**What is required:** Take the line containing "Output the text content of this document." and all lines after it, through the end of the material, and repeat them exactly, pictures left out.

-- start of Entries provided --

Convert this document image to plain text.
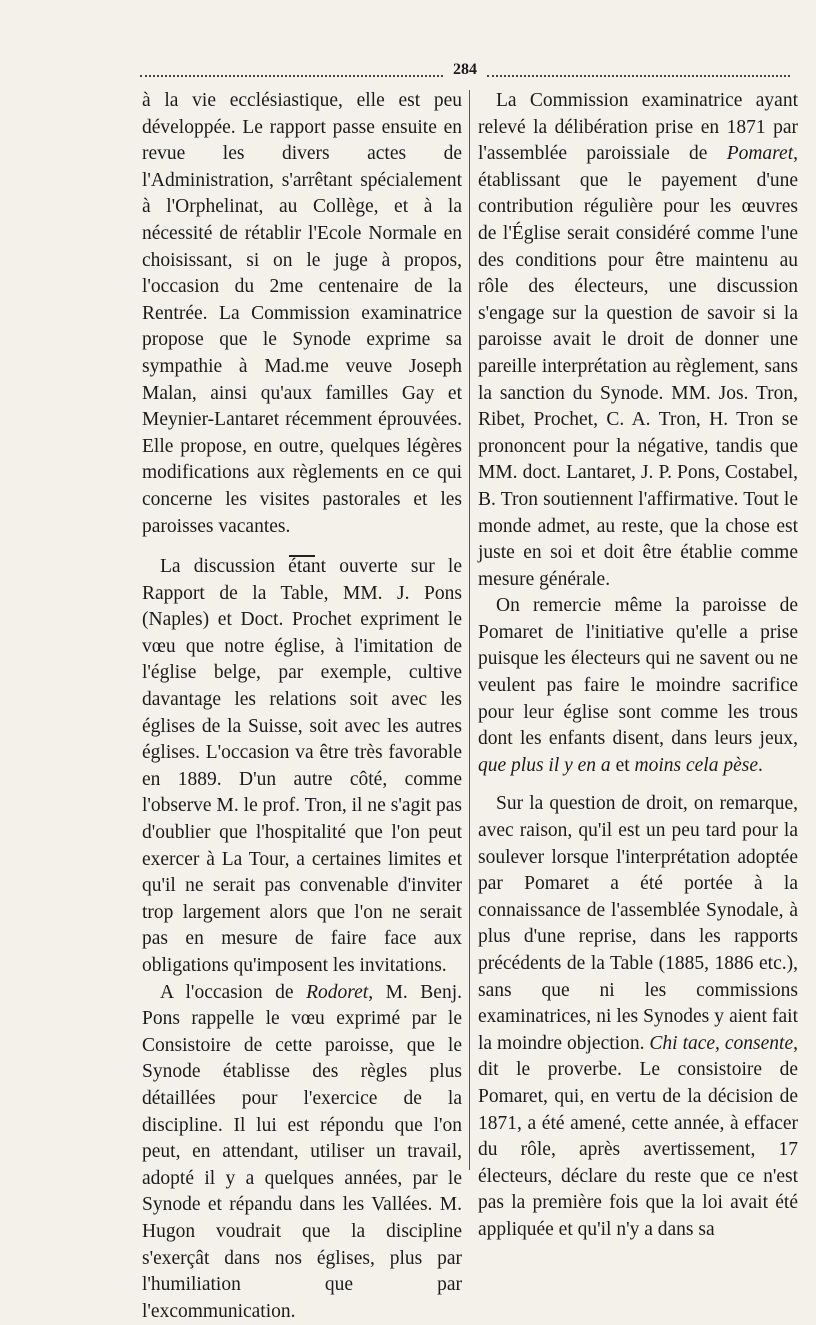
284

à la vie ecclésiastique, elle est peu développée. Le rapport passe ensuite en revue les divers actes de l'Administration, s'arrêtant spécialement à l'Orphelinat, au Collège, et à la nécessité de rétablir l'Ecole Normale en choisissant, si on le juge à propos, l'occasion du 2me centenaire de la Rentrée. La Commission examinatrice propose que le Synode exprime sa sympathie à Mad.me veuve Joseph Malan, ainsi qu'aux familles Gay et Meynier-Lantaret récemment éprouvées. Elle propose, en outre, quelques légères modifications aux règlements en ce qui concerne les visites pastorales et les paroisses vacantes.

La discussion étant ouverte sur le Rapport de la Table, MM. J. Pons (Naples) et Doct. Prochet expriment le vœu que notre église, à l'imitation de l'église belge, par exemple, cultive davantage les relations soit avec les églises de la Suisse, soit avec les autres églises. L'occasion va être très favorable en 1889. D'un autre côté, comme l'observe M. le prof. Tron, il ne s'agit pas d'oublier que l'hospitalité que l'on peut exercer à La Tour, a certaines limites et qu'il ne serait pas convenable d'inviter trop largement alors que l'on ne serait pas en mesure de faire face aux obligations qu'imposent les invitations.

A l'occasion de Rodoret, M. Benj. Pons rappelle le vœu exprimé par le Consistoire de cette paroisse, que le Synode établisse des règles plus détaillées pour l'exercice de la discipline. Il lui est répondu que l'on peut, en attendant, utiliser un travail, adopté il y a quelques années, par le Synode et répandu dans les Vallées. M. Hugon voudrait que la discipline s'exerçât dans nos églises, plus par l'humiliation que par l'excommunication.

La Commission examinatrice ayant relevé la délibération prise en 1871 par l'assemblée paroissiale de Pomaret, établissant que le payement d'une contribution régulière pour les œuvres de l'Église serait considéré comme l'une des conditions pour être maintenu au rôle des électeurs, une discussion s'engage sur la question de savoir si la paroisse avait le droit de donner une pareille interprétation au règlement, sans la sanction du Synode. MM. Jos. Tron, Ribet, Prochet, C. A. Tron, H. Tron se prononcent pour la négative, tandis que MM. doct. Lantaret, J. P. Pons, Costabel, B. Tron soutiennent l'affirmative. Tout le monde admet, au reste, que la chose est juste en soi et doit être établie comme mesure générale.

On remercie même la paroisse de Pomaret de l'initiative qu'elle a prise puisque les électeurs qui ne savent ou ne veulent pas faire le moindre sacrifice pour leur église sont comme les trous dont les enfants disent, dans leurs jeux, que plus il y en a et moins cela pèse.

Sur la question de droit, on remarque, avec raison, qu'il est un peu tard pour la soulever lorsque l'interprétation adoptée par Pomaret a été portée à la connaissance de l'assemblée Synodale, à plus d'une reprise, dans les rapports précédents de la Table (1885, 1886 etc.), sans que ni les commissions examinatrices, ni les Synodes y aient fait la moindre objection. Chi tace, consente, dit le proverbe. Le consistoire de Pomaret, qui, en vertu de la décision de 1871, a été amené, cette année, à effacer du rôle, après avertissement, 17 électeurs, déclare du reste que ce n'est pas la première fois que la loi avait été appliquée et qu'il n'y a dans sa
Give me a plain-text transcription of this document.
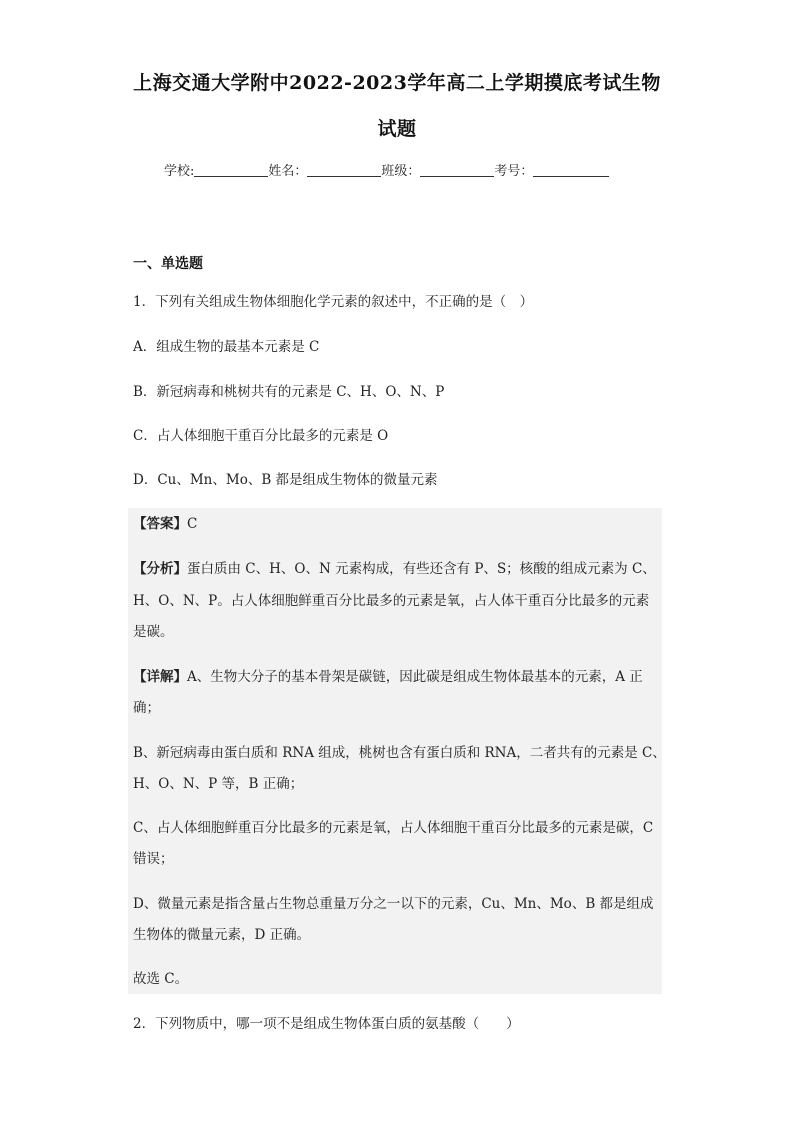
上海交通大学附中2022-2023学年高二上学期摸底考试生物
试题
学校:	姓名：	班级：	考号：
一、单选题
1．下列有关组成生物体细胞化学元素的叙述中，不正确的是（　）
A．组成生物的最基本元素是 C
B．新冠病毒和桃树共有的元素是 C、H、O、N、P
C．占人体细胞干重百分比最多的元素是 O
D．Cu、Mn、Mo、B 都是组成生物体的微量元素
【答案】C
【分析】蛋白质由 C、H、O、N 元素构成，有些还含有 P、S；核酸的组成元素为 C、
H、O、N、P。占人体细胞鲜重百分比最多的元素是氧，占人体干重百分比最多的元素
是碳。
【详解】A、生物大分子的基本骨架是碳链，因此碳是组成生物体最基本的元素，A 正
确；
B、新冠病毒由蛋白质和 RNA 组成，桃树也含有蛋白质和 RNA，二者共有的元素是 C、
H、O、N、P 等，B 正确；
C、占人体细胞鲜重百分比最多的元素是氧，占人体细胞干重百分比最多的元素是碳，C
错误；
D、微量元素是指含量占生物总重量万分之一以下的元素，Cu、Mn、Mo、B 都是组成
生物体的微量元素，D 正确。
故选 C。
2．下列物质中，哪一项不是组成生物体蛋白质的氨基酸（　　）
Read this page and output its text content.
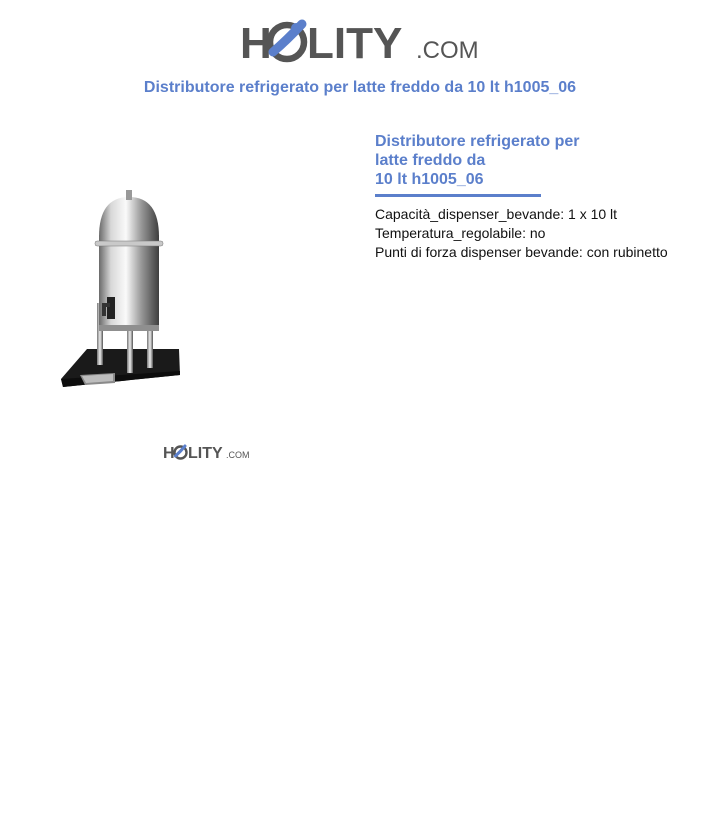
H LITY .COM
Distributore refrigerato per latte freddo da 10 lt h1005_06
H LITY .COM
Distributore refrigerato per
latte freddo da
10 lt h1005_06
Capacità_dispenser_bevande: 1 x 10 lt
Temperatura_regolabile: no
Punti di forza dispenser bevande: con rubinetto
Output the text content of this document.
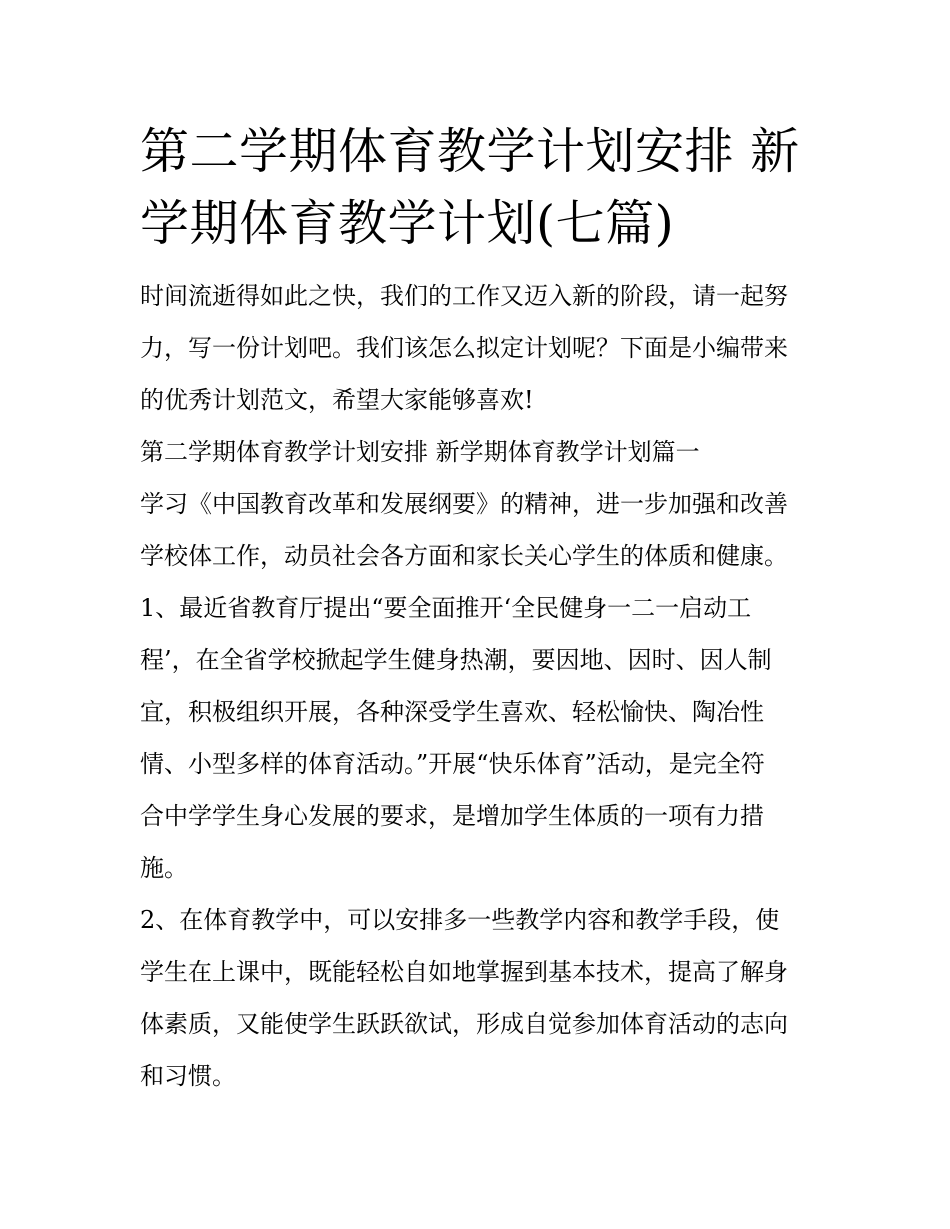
第二学期体育教学计划安排 新
学期体育教学计划(七篇)
时间流逝得如此之快，我们的工作又迈入新的阶段，请一起努
力，写一份计划吧。我们该怎么拟定计划呢？下面是小编带来
的优秀计划范文，希望大家能够喜欢!
第二学期体育教学计划安排 新学期体育教学计划篇一
学习《中国教育改革和发展纲要》的精神，进一步加强和改善
学校体工作，动员社会各方面和家长关心学生的体质和健康。
1、最近省教育厅提出“要全面推开‘全民健身一二一启动工
程’，在全省学校掀起学生健身热潮，要因地、因时、因人制
宜，积极组织开展，各种深受学生喜欢、轻松愉快、陶冶性
情、小型多样的体育活动。”开展“快乐体育”活动，是完全符
合中学学生身心发展的要求，是增加学生体质的一项有力措
施。
2、在体育教学中，可以安排多一些教学内容和教学手段，使
学生在上课中，既能轻松自如地掌握到基本技术，提高了解身
体素质，又能使学生跃跃欲试，形成自觉参加体育活动的志向
和习惯。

-- end of Entries provided --

**Expected answer:**
Output the text content of this document.
第二学期体育教学计划安排 新
学期体育教学计划(七篇)
时间流逝得如此之快，我们的工作又迈入新的阶段，请一起努
力，写一份计划吧。我们该怎么拟定计划呢？下面是小编带来
的优秀计划范文，希望大家能够喜欢!
第二学期体育教学计划安排 新学期体育教学计划篇一
学习《中国教育改革和发展纲要》的精神，进一步加强和改善
学校体工作，动员社会各方面和家长关心学生的体质和健康。
1、最近省教育厅提出“要全面推开‘全民健身一二一启动工
程’，在全省学校掀起学生健身热潮，要因地、因时、因人制
宜，积极组织开展，各种深受学生喜欢、轻松愉快、陶冶性
情、小型多样的体育活动。”开展“快乐体育”活动，是完全符
合中学学生身心发展的要求，是增加学生体质的一项有力措
施。
2、在体育教学中，可以安排多一些教学内容和教学手段，使
学生在上课中，既能轻松自如地掌握到基本技术，提高了解身
体素质，又能使学生跃跃欲试，形成自觉参加体育活动的志向
和习惯。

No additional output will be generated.